## Text section
○ ○ ○

As a counterpoint to these trends, he advocates the idea of a universal right to breathe, also developed by philosopher Achille Mbembe, and opens the question of the future of religion in a post-Christian world. In this context, he understands religion as a space of shared ethical sensitivity, inspired by John Dewey’s idea of “common faith.”

An internationally recognized philosopher

Dr Lenart Škof is Head of the Institute for Philosophical and Religious Studies at ZRS Koper, Dean of ISH Faculty at Alma Mater Europaea University, and Professor of Philosophy and Religious Studies. His research bridges American pragmatism, continental philosophy, and Asian philosophical traditions. He is the author of several widely recognized scholarly works, including God in Post-Christianity (2024), Antigone’s Sisters (2021), and Breath of Proximity (2015), and co-editor of a recent monograph on war, trauma, and justice (Routledge, 2025).

○ ○ ○

## Items
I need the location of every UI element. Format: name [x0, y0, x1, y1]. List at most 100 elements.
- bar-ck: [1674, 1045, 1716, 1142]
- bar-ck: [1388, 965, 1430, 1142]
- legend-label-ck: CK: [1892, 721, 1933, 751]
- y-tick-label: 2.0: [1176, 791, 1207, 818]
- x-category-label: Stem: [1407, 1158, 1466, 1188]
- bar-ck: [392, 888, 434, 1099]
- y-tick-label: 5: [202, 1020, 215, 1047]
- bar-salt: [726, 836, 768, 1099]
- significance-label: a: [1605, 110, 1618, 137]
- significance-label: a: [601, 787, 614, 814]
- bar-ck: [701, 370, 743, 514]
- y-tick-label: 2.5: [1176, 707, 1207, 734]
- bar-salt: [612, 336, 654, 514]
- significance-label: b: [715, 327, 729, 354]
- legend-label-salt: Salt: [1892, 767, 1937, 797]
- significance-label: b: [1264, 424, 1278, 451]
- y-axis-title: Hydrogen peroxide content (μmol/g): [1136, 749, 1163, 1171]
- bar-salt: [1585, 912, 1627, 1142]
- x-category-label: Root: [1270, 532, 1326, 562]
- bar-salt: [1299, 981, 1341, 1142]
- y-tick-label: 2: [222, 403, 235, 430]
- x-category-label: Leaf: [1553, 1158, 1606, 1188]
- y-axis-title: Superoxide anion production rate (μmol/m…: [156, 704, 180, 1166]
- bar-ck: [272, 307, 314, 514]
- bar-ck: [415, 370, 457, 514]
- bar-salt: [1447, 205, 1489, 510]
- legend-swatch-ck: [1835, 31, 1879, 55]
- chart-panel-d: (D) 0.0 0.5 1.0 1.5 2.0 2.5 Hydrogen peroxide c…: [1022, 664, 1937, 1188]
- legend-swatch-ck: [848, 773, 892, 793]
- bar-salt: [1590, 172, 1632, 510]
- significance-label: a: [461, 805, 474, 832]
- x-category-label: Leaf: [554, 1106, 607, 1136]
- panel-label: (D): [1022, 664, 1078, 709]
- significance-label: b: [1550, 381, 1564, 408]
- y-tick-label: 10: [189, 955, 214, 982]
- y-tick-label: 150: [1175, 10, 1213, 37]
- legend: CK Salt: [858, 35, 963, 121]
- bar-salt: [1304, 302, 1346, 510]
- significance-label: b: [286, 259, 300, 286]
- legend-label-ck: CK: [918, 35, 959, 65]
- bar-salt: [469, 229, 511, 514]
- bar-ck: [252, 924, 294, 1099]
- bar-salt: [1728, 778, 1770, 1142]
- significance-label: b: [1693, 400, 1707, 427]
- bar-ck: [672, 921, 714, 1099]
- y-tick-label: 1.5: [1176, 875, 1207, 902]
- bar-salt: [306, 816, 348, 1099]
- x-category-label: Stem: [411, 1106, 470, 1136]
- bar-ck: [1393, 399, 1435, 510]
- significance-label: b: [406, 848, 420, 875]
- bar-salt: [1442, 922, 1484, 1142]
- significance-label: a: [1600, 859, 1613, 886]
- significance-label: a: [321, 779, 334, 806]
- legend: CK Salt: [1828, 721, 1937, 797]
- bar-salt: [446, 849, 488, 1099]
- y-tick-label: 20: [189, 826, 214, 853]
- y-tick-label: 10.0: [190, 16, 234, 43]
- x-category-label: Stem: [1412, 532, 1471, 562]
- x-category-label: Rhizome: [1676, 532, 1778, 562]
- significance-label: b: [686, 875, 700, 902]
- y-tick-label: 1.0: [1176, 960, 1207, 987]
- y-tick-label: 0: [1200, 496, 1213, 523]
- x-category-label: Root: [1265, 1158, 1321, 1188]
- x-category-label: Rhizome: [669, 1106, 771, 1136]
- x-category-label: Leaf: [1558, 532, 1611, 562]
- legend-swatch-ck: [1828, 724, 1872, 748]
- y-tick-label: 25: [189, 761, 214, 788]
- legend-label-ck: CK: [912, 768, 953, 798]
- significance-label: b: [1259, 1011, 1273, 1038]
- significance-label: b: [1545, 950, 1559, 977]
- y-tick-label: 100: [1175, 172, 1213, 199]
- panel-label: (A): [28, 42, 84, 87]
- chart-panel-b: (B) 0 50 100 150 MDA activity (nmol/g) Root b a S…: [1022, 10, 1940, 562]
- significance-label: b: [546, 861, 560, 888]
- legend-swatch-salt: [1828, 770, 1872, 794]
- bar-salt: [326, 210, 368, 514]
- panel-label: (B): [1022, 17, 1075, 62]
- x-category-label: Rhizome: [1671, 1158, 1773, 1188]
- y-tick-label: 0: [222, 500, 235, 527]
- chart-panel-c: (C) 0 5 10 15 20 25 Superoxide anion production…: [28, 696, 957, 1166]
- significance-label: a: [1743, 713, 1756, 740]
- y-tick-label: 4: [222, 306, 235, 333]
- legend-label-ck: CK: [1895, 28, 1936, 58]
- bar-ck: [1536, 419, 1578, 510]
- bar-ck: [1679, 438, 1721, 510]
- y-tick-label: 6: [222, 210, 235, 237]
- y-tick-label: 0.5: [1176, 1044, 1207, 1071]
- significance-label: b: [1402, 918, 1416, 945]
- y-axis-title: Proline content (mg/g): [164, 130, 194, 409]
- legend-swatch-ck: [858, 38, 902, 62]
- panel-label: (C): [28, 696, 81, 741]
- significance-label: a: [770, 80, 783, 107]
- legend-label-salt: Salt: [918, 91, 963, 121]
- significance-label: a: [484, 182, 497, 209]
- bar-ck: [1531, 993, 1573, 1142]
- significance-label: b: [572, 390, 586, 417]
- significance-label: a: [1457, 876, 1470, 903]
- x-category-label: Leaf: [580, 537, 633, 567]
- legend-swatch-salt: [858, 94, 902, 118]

○ ○ ○

## Given problem 1
Write out the passage on Lenart Škof, starting at "An internationally recognized" and ending at "justice (Routledge, 2025).".
## Given problem 2
State whether each of the following statements agrees with the passage on Lenart Škof, answering yes or no and quoting the words of the passage that decide it: (a) Škof is Dean of ISH Faculty at Alma Mater Europaea University. (b) Breath of Proximity was published in 2021. (c) Achille Mbembe also developed the idea of a universal right to breathe.
## Given problem 3
Carry on the passage on Lenart Škof from its last sentence.
The data have no connection to the passage on Lenart Škof.

## Task response 1
An internationally recognized philosopher

Dr Lenart Škof is Head of the Institute for Philosophical and Religious Studies at ZRS Koper, Dean of ISH Faculty at Alma Mater Europaea University, and Professor of Philosophy and Religious Studies. His research bridges American pragmatism, continental philosophy, and Asian philosophical traditions. He is the author of several widely recognized scholarly works, including God in Post-Christianity (2024), Antigone’s Sisters (2021), and Breath of Proximity (2015), and co-editor of a recent monograph on war, trauma, and justice (Routledge, 2025).

## Task response 2
(a) Yes: "Dean of ISH Faculty at Alma Mater Europaea University"
(b) No: "Breath of Proximity (2015)"
(c) Yes: "a universal right to breathe, also developed by philosopher Achille Mbembe"

## Task response 3
His work is also marked by extensive international experience – including as a Fulbright researcher at Stanford University, where he collaborated with Richard Rorty, and as a Humboldt research fellow in Germany.

The lecture at Harvard thus represents not only an important recognition of Slovenian philosophy, but also an invitation to reflect: what does it mean to live – and breathe – together in the world of the future?